▶ **What to do**
(a) Reproduce the NVMM patch announcement verbatim, from "Re: [PATCH v4" to "Hello QEMU Community!", inclusive.
(b) According to the NVMM patch announcement, who designed and implemented NVMM?
(c) List every user-mode capability that the NVMM patch announcement says the new NetBSD hypervisor API adds.

* BEGIN Text excerpt *

Re: [PATCH v4 0/4] Implements the NetBSD Virtual Machine Monitor accelerator

Posted by Kamil Rytarowski 5 years, 11 months ago

Ping?

On 17.02.2020 10:07, Kamil Rytarowski wrote:
> Ping?
>
> On 06.02.2020 22:32, Kamil Rytarowski wrote:
>> Hello QEMU Community!
>>
>> Over the past year the NetBSD team has been working hard on a new user-mode API
>> for our hypervisor that will be released as part of the upcoming NetBSD 9.0.
>> This new API adds user-mode capabilities to create and manage virtual machines,
>> configure memory mappings for guest machines, and create and control execution
>> of virtual processors.
>>
>> With this new API we are now able to bring our hypervisor to the QEMU
>> community! The following patches implement the NetBSD Virtual Machine Monitor
>> accelerator (NVMM) for QEMU on NetBSD 9.0 and newer hosts.
>>
>> When compiling QEMU for x86_64 passing the --enable-nvmm flag will compile the
>> accelerator for use. At runtime using the '-accel nvmm' should see a
>> significant performance improvement over emulation, much like when using 'hax'
>> on NetBSD.
>>
>> The documentation for this new API is visible at https://man.netbsd.org under
>> the libnvmm(3) and nvmm(4) pages.
>>
>> NVMM was designed and implemented by Maxime Villard.
>>
>> Thank you for your feedback.
>>
>> Refrences:
>> https://m00nbsd.net/4e0798b7f2620c965d0dd9d6a7a2f296.html
>>
>> Test plan:
>>
>> 1. Download a NetBSD 9.0 pre-release snapshot:
>> http://nycdn.netbsd.org/pub/NetBSD-daily/netbsd-9/latest/images/NetBSD-9.0_RC1-amd64.iso
>>
>> 2. Install it natively on a not too old x86_64 hardware (Intel or AMD).

* END Text excerpt *
* BEGIN Data entries *

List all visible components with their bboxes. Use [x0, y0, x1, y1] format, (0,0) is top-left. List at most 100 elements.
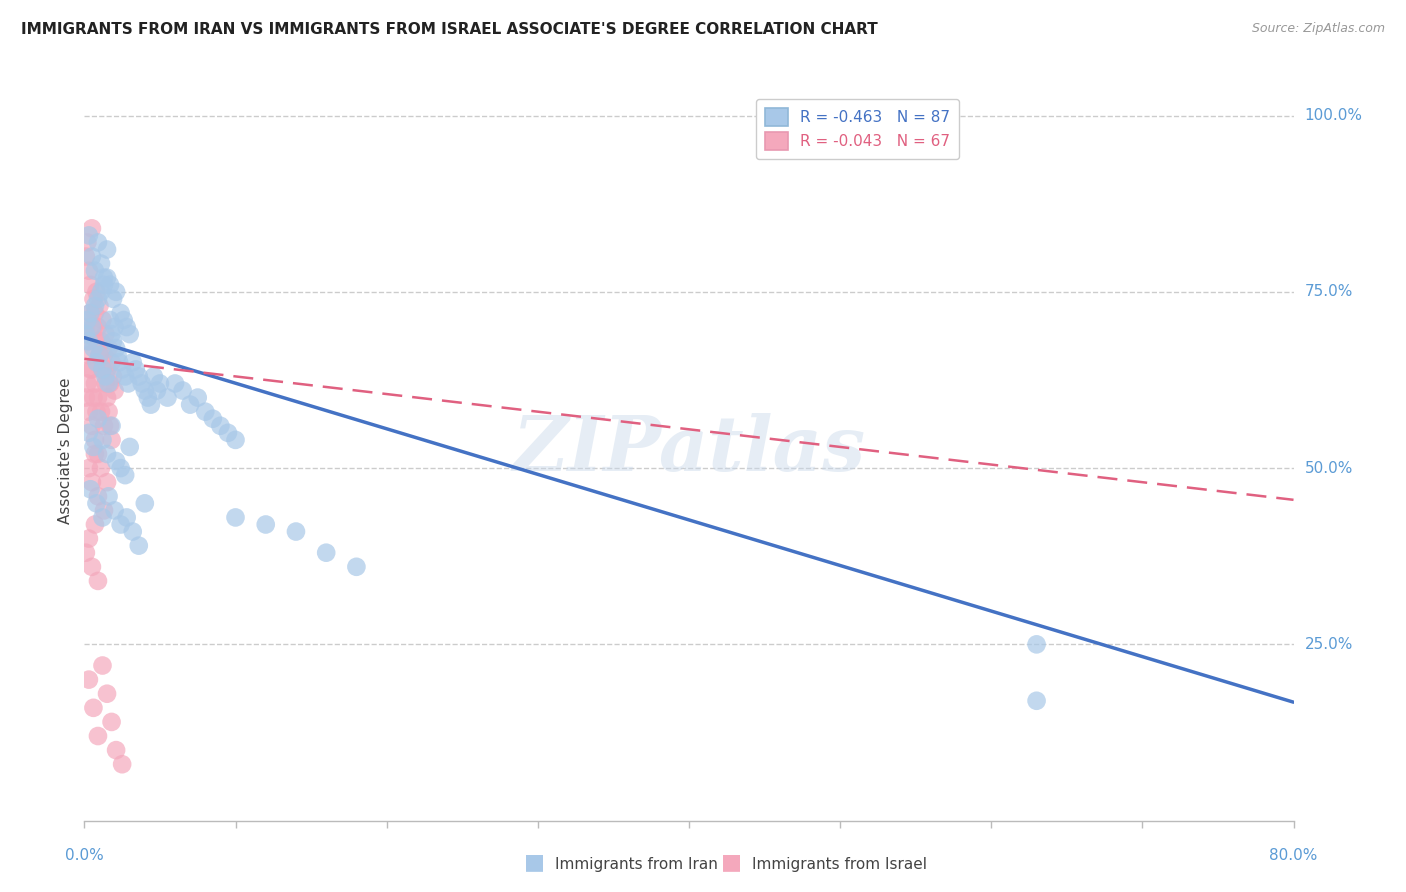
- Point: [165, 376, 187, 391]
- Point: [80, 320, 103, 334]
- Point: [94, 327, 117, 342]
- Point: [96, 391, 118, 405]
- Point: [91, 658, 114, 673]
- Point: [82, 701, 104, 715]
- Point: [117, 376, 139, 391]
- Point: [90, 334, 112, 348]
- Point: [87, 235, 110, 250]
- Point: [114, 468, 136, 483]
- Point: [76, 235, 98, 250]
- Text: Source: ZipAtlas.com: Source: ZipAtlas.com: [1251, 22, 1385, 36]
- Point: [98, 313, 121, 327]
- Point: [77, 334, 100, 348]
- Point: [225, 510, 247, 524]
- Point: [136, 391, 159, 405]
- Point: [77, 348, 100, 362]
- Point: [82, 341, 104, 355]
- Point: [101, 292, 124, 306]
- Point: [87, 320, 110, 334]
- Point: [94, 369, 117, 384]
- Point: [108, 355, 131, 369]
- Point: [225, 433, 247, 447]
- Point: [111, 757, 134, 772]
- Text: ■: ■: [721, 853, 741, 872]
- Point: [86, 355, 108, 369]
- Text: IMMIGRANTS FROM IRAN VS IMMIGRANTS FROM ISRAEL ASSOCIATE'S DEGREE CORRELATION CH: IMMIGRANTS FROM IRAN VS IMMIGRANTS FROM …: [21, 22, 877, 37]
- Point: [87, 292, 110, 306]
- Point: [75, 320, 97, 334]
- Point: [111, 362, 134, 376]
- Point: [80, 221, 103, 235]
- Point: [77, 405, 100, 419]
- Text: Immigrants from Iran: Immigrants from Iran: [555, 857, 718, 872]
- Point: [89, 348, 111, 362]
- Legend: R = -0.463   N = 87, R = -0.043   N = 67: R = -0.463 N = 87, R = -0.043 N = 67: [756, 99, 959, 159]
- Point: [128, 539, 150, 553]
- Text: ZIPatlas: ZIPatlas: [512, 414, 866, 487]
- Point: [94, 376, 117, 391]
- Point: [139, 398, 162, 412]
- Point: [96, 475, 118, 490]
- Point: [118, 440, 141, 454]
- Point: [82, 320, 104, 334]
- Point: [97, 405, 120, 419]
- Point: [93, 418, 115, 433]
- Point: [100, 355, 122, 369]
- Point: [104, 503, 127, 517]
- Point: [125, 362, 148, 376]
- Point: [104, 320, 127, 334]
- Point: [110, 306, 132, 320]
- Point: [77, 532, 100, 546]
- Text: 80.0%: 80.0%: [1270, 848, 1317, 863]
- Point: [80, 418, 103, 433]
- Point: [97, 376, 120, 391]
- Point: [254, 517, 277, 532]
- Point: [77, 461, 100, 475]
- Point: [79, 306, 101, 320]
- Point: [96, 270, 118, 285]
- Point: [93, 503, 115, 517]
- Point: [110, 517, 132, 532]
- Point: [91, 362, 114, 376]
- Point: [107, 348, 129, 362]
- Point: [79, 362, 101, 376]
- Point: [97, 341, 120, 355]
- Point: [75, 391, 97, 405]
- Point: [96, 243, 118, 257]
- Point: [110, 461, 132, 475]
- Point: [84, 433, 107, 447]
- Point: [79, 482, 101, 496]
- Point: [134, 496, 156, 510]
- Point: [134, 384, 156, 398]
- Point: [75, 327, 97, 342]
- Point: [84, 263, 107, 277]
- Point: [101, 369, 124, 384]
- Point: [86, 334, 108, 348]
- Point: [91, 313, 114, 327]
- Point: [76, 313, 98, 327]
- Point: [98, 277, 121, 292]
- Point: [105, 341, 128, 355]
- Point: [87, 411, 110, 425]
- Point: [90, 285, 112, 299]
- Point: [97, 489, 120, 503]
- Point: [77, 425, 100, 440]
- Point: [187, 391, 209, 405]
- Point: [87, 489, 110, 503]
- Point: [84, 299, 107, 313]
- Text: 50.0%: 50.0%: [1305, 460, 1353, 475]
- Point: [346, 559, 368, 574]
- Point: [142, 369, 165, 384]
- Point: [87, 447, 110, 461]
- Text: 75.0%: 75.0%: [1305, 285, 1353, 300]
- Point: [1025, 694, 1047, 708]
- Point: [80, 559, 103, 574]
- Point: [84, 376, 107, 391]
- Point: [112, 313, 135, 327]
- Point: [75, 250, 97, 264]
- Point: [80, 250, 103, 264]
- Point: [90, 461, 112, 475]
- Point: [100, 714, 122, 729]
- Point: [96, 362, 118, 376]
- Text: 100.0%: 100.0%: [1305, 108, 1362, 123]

* END Data entries *

▶ **Task responses**
(a)
Re: [PATCH v4 0/4] Implements the NetBSD Virtual Machine Monitor accelerator

Posted by Kamil Rytarowski 5 years, 11 months ago

Ping?

On 17.02.2020 10:07, Kamil Rytarowski wrote:
> Ping?
>
> On 06.02.2020 22:32, Kamil Rytarowski wrote:
>> Hello QEMU Community!

(b) Maxime Villard.

(c)
- Create and manage virtual machines
- Configure memory mappings for guest machines
- Create and control execution of virtual processors